(Layout annotation records)
/---

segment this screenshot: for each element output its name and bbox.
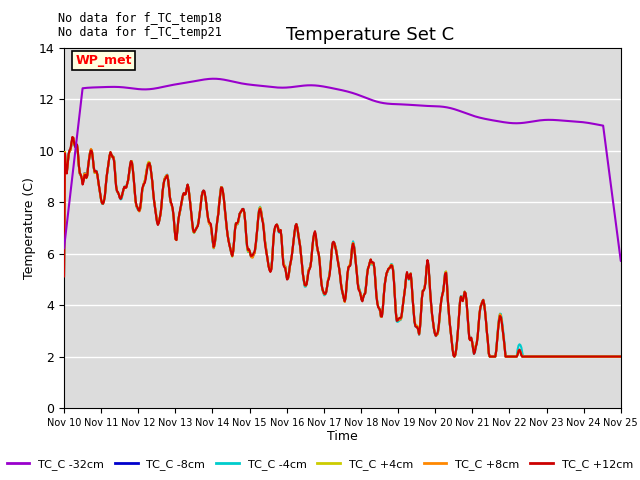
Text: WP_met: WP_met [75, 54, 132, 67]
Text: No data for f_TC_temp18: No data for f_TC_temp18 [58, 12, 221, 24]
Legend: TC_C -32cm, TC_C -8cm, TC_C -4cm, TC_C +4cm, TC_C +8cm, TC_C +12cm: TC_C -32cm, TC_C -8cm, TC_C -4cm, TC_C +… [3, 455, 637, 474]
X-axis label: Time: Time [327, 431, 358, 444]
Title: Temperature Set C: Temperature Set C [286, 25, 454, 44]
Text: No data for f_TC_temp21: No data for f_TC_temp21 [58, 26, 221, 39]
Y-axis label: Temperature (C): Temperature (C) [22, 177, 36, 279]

\---

* **Task goal**: Rewrite the rows above, replacing "No data for" with "Missing data for" wherever it appears and keeping everything else the same. Leave the pictures out.

* **Result of the exercise**:
segment this screenshot: for each element output its name and bbox.
Text: WP_met: WP_met [75, 54, 132, 67]
Text: Missing data for f_TC_temp18: Missing data for f_TC_temp18 [58, 12, 221, 24]
Legend: TC_C -32cm, TC_C -8cm, TC_C -4cm, TC_C +4cm, TC_C +8cm, TC_C +12cm: TC_C -32cm, TC_C -8cm, TC_C -4cm, TC_C +… [3, 455, 637, 474]
X-axis label: Time: Time [327, 431, 358, 444]
Title: Temperature Set C: Temperature Set C [286, 25, 454, 44]
Text: Missing data for f_TC_temp21: Missing data for f_TC_temp21 [58, 26, 221, 39]
Y-axis label: Temperature (C): Temperature (C) [22, 177, 36, 279]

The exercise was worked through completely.